- DO THIS -
Write out each line exactly as given. Leave the pictures out of your copy.

>>>

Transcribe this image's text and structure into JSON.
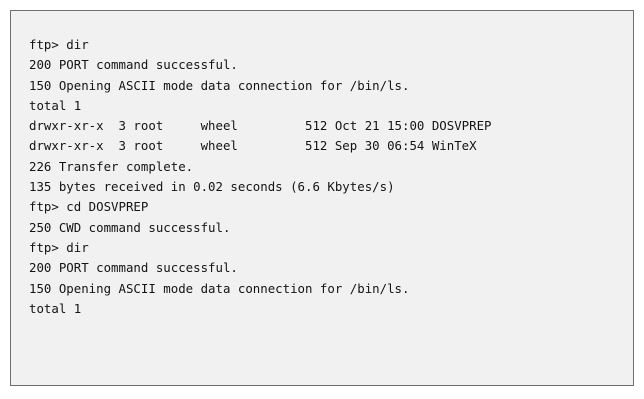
{
  "terminal": {
    "lines": [
      "ftp> dir",
      "200 PORT command successful.",
      "150 Opening ASCII mode data connection for /bin/ls.",
      "total 1",
      "drwxr-xr-x  3 root     wheel         512 Oct 21 15:00 DOSVPREP",
      "drwxr-xr-x  3 root     wheel         512 Sep 30 06:54 WinTeX",
      "226 Transfer complete.",
      "135 bytes received in 0.02 seconds (6.6 Kbytes/s)",
      "ftp> cd DOSVPREP",
      "250 CWD command successful.",
      "ftp> dir",
      "200 PORT command successful.",
      "150 Opening ASCII mode data connection for /bin/ls.",
      "total 1"
    ]
  },
  "colors": {
    "panel_background": "#f1f1f1",
    "panel_border": "#6f6f6f",
    "text": "#141414"
  }
}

<<<

- EXERCISE OUTPUT -
Transcribe this image's text and structure into JSON.
{
  "terminal": {
    "lines": [
      "ftp> dir",
      "200 PORT command successful.",
      "150 Opening ASCII mode data connection for /bin/ls.",
      "total 1",
      "drwxr-xr-x  3 root     wheel         512 Oct 21 15:00 DOSVPREP",
      "drwxr-xr-x  3 root     wheel         512 Sep 30 06:54 WinTeX",
      "226 Transfer complete.",
      "135 bytes received in 0.02 seconds (6.6 Kbytes/s)",
      "ftp> cd DOSVPREP",
      "250 CWD command successful.",
      "ftp> dir",
      "200 PORT command successful.",
      "150 Opening ASCII mode data connection for /bin/ls.",
      "total 1"
    ]
  },
  "colors": {
    "panel_background": "#f1f1f1",
    "panel_border": "#6f6f6f",
    "text": "#141414"
  }
}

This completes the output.